**Stored entries:**
= = = = = = =

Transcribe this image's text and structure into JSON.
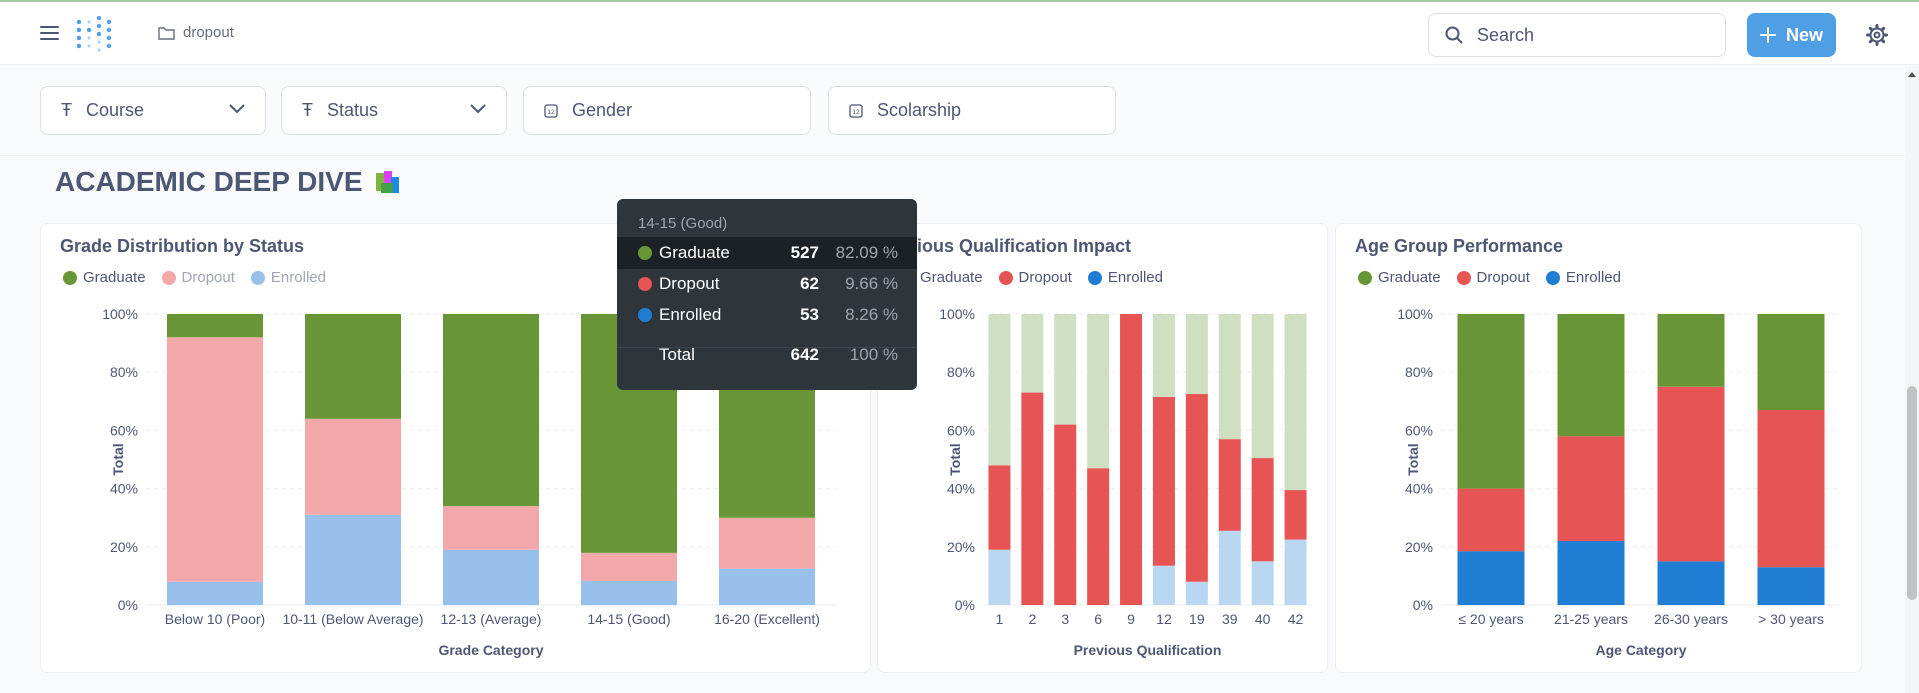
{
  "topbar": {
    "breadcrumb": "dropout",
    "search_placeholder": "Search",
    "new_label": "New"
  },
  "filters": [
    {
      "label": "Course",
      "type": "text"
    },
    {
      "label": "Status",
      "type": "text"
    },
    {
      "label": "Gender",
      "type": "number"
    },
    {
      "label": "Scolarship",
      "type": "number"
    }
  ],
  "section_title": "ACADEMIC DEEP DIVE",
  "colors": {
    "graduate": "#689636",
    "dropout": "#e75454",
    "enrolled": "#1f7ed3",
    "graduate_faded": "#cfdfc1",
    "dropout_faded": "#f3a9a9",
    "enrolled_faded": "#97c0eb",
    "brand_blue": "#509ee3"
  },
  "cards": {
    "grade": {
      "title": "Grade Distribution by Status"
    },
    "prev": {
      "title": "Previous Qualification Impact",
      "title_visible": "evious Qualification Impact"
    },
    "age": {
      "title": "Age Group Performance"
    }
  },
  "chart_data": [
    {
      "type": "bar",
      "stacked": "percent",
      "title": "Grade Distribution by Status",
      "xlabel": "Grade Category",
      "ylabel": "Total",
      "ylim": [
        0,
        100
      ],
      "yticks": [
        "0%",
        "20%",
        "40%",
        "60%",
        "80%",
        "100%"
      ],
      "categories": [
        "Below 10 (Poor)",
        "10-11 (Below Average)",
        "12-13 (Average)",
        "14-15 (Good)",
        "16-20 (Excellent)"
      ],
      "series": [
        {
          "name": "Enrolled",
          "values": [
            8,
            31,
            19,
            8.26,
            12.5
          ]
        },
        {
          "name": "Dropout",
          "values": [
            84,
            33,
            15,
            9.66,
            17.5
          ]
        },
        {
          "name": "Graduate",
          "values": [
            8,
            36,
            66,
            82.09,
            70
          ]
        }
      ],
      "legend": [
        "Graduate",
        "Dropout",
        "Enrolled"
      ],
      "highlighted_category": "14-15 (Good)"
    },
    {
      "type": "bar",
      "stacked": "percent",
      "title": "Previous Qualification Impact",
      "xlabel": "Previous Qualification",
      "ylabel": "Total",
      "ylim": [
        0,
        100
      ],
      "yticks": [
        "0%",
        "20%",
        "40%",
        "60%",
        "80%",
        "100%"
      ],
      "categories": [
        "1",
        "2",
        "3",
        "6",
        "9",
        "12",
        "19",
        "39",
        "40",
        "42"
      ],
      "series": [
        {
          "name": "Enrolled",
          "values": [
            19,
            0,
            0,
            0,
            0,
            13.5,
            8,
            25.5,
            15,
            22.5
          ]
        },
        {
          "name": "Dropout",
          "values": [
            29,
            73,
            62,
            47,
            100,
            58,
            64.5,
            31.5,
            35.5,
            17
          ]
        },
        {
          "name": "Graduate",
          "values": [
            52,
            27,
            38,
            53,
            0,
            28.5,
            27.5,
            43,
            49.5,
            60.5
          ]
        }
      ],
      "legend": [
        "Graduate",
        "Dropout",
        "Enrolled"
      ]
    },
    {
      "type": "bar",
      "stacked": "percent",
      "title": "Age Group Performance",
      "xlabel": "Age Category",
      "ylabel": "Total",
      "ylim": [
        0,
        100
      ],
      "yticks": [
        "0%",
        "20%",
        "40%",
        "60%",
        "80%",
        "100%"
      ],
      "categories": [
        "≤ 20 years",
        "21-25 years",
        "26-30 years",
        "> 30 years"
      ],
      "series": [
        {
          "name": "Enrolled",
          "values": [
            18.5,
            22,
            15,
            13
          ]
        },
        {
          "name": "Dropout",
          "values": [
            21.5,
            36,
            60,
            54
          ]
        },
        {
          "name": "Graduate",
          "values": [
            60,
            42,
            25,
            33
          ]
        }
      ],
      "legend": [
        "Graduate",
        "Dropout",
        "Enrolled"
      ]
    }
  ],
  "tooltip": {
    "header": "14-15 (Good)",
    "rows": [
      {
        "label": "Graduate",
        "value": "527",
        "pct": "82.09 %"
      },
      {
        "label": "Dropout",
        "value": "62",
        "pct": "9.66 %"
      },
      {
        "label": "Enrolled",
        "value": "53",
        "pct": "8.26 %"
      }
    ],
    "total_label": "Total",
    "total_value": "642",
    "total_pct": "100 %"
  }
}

= = = = = = =

**YOUR OBJECTIVE:** In the listing, find each line with the string "xlabel" and copy it.

**FULL OUTPUT:**
      "xlabel": "Grade Category",
      "xlabel": "Previous Qualification",
      "xlabel": "Age Category",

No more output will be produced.